### Provided information
═══
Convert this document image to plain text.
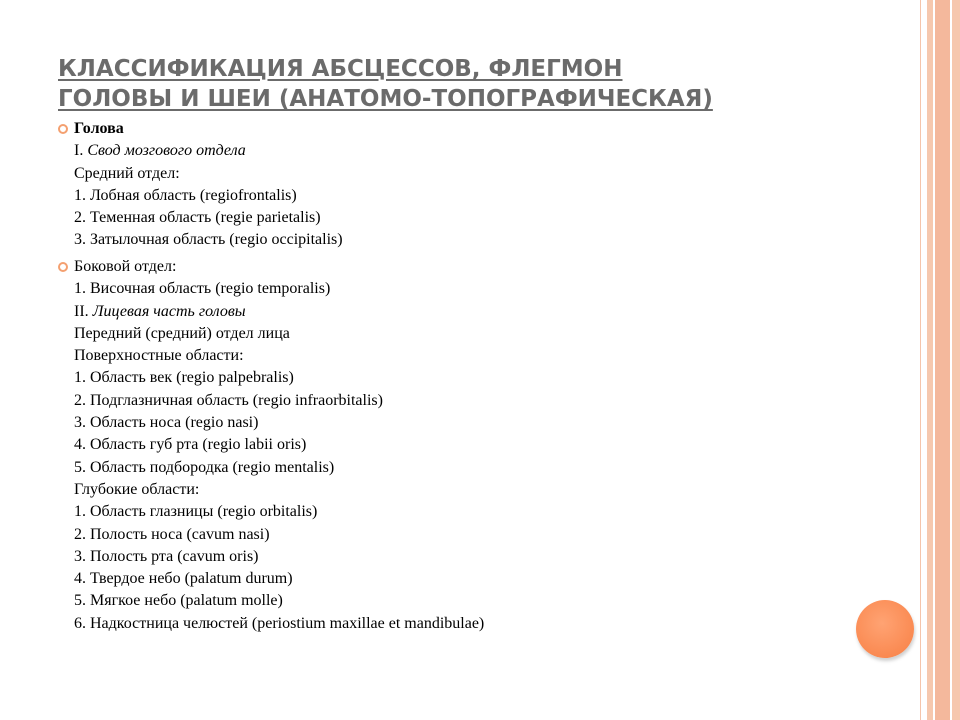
КЛАССИФИКАЦИЯ АБСЦЕССОВ, ФЛЕГМОН
ГОЛОВЫ И ШЕИ (АНАТОМО-ТОПОГРАФИЧЕСКАЯ)
Голова
I. Свод мозгового отдела
Средний отдел:
1. Лобная область (regiofrontalis)
2. Теменная область (regie parietalis)
3. Затылочная область (regio occipitalis)
Боковой отдел:
1. Височная область (regio temporalis)
II. Лицевая часть головы
Передний (средний) отдел лица
Поверхностные области:
1. Область век (regio palpebralis)
2. Подглазничная область (regio infraorbitalis)
3. Область носа (regio nasi)
4. Область губ рта (regio labii oris)
5. Область подбородка (regio mentalis)
Глубокие области:
1. Область глазницы (regio orbitalis)
2. Полость носа (cavum nasi)
3. Полость рта (cavum oris)
4. Твердое небо (palatum durum)
5. Мягкое небо (palatum molle)
6. Надкостница челюстей (periostium maxillae et mandibulae)
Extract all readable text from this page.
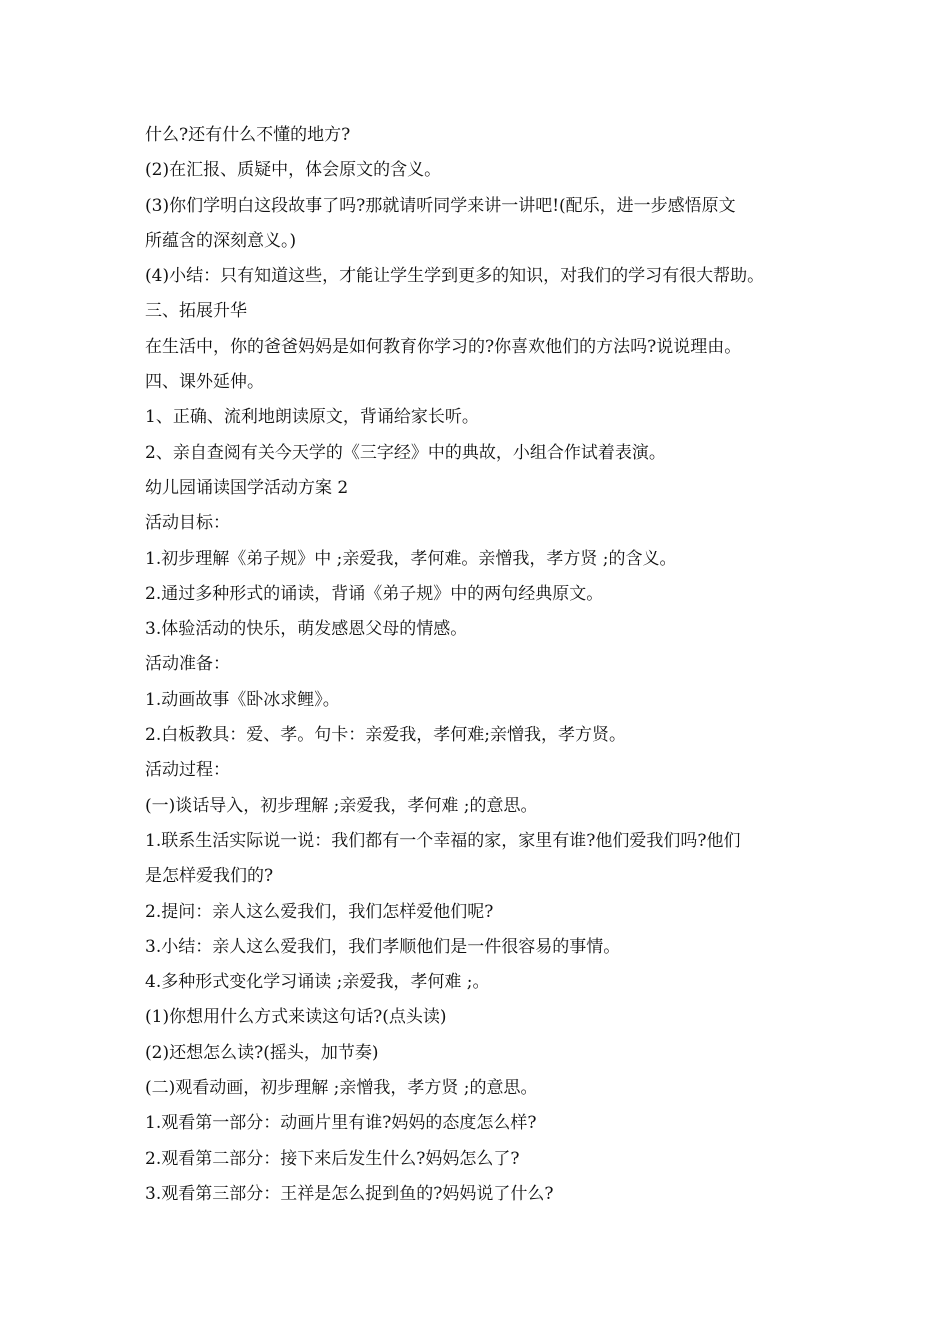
什么?还有什么不懂的地方?

(2)在汇报、质疑中，体会原文的含义。

(3)你们学明白这段故事了吗?那就请听同学来讲一讲吧!(配乐，进一步感悟原文

所蕴含的深刻意义。)

(4)小结：只有知道这些，才能让学生学到更多的知识，对我们的学习有很大帮助。

三、拓展升华

在生活中，你的爸爸妈妈是如何教育你学习的?你喜欢他们的方法吗?说说理由。

四、课外延伸。

1、正确、流利地朗读原文，背诵给家长听。

2、亲自查阅有关今天学的《三字经》中的典故，小组合作试着表演。

幼儿园诵读国学活动方案 2

活动目标：

1.初步理解《弟子规》中 ;亲爱我，孝何难。亲憎我，孝方贤 ;的含义。

2.通过多种形式的诵读，背诵《弟子规》中的两句经典原文。

3.体验活动的快乐，萌发感恩父母的情感。

活动准备：

1.动画故事《卧冰求鲤》。

2.白板教具：爱、孝。句卡：亲爱我，孝何难;亲憎我，孝方贤。

活动过程：

(一)谈话导入，初步理解 ;亲爱我，孝何难 ;的意思。

1.联系生活实际说一说：我们都有一个幸福的家，家里有谁?他们爱我们吗?他们

是怎样爱我们的?

2.提问：亲人这么爱我们，我们怎样爱他们呢?

3.小结：亲人这么爱我们，我们孝顺他们是一件很容易的事情。

4.多种形式变化学习诵读 ;亲爱我，孝何难 ;。

(1)你想用什么方式来读这句话?(点头读)

(2)还想怎么读?(摇头，加节奏)

(二)观看动画，初步理解 ;亲憎我，孝方贤 ;的意思。

1.观看第一部分：动画片里有谁?妈妈的态度怎么样?

2.观看第二部分：接下来后发生什么?妈妈怎么了?

3.观看第三部分：王祥是怎么捉到鱼的?妈妈说了什么?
═══
### Aim of the exercise
Repeat all the data as it stands, dropping any images it holds.

### Solution
Convert this document image to plain text.
КЛАССИФИКАЦИЯ АБСЦЕССОВ, ФЛЕГМОН
ГОЛОВЫ И ШЕИ (АНАТОМО-ТОПОГРАФИЧЕСКАЯ)
Голова
I. Свод мозгового отдела
Средний отдел:
1. Лобная область (regiofrontalis)
2. Теменная область (regie parietalis)
3. Затылочная область (regio occipitalis)
Боковой отдел:
1. Височная область (regio temporalis)
II. Лицевая часть головы
Передний (средний) отдел лица
Поверхностные области:
1. Область век (regio palpebralis)
2. Подглазничная область (regio infraorbitalis)
3. Область носа (regio nasi)
4. Область губ рта (regio labii oris)
5. Область подбородка (regio mentalis)
Глубокие области:
1. Область глазницы (regio orbitalis)
2. Полость носа (cavum nasi)
3. Полость рта (cavum oris)
4. Твердое небо (palatum durum)
5. Мягкое небо (palatum molle)
6. Надкостница челюстей (periostium maxillae et mandibulae)
Extract all readable text from this page.
什么?还有什么不懂的地方?

(2)在汇报、质疑中，体会原文的含义。

(3)你们学明白这段故事了吗?那就请听同学来讲一讲吧!(配乐，进一步感悟原文

所蕴含的深刻意义。)

(4)小结：只有知道这些，才能让学生学到更多的知识，对我们的学习有很大帮助。

三、拓展升华

在生活中，你的爸爸妈妈是如何教育你学习的?你喜欢他们的方法吗?说说理由。

四、课外延伸。

1、正确、流利地朗读原文，背诵给家长听。

2、亲自查阅有关今天学的《三字经》中的典故，小组合作试着表演。

幼儿园诵读国学活动方案 2

活动目标：

1.初步理解《弟子规》中 ;亲爱我，孝何难。亲憎我，孝方贤 ;的含义。

2.通过多种形式的诵读，背诵《弟子规》中的两句经典原文。

3.体验活动的快乐，萌发感恩父母的情感。

活动准备：

1.动画故事《卧冰求鲤》。

2.白板教具：爱、孝。句卡：亲爱我，孝何难;亲憎我，孝方贤。

活动过程：

(一)谈话导入，初步理解 ;亲爱我，孝何难 ;的意思。

1.联系生活实际说一说：我们都有一个幸福的家，家里有谁?他们爱我们吗?他们

是怎样爱我们的?

2.提问：亲人这么爱我们，我们怎样爱他们呢?

3.小结：亲人这么爱我们，我们孝顺他们是一件很容易的事情。

4.多种形式变化学习诵读 ;亲爱我，孝何难 ;。

(1)你想用什么方式来读这句话?(点头读)

(2)还想怎么读?(摇头，加节奏)

(二)观看动画，初步理解 ;亲憎我，孝方贤 ;的意思。

1.观看第一部分：动画片里有谁?妈妈的态度怎么样?

2.观看第二部分：接下来后发生什么?妈妈怎么了?

3.观看第三部分：王祥是怎么捉到鱼的?妈妈说了什么?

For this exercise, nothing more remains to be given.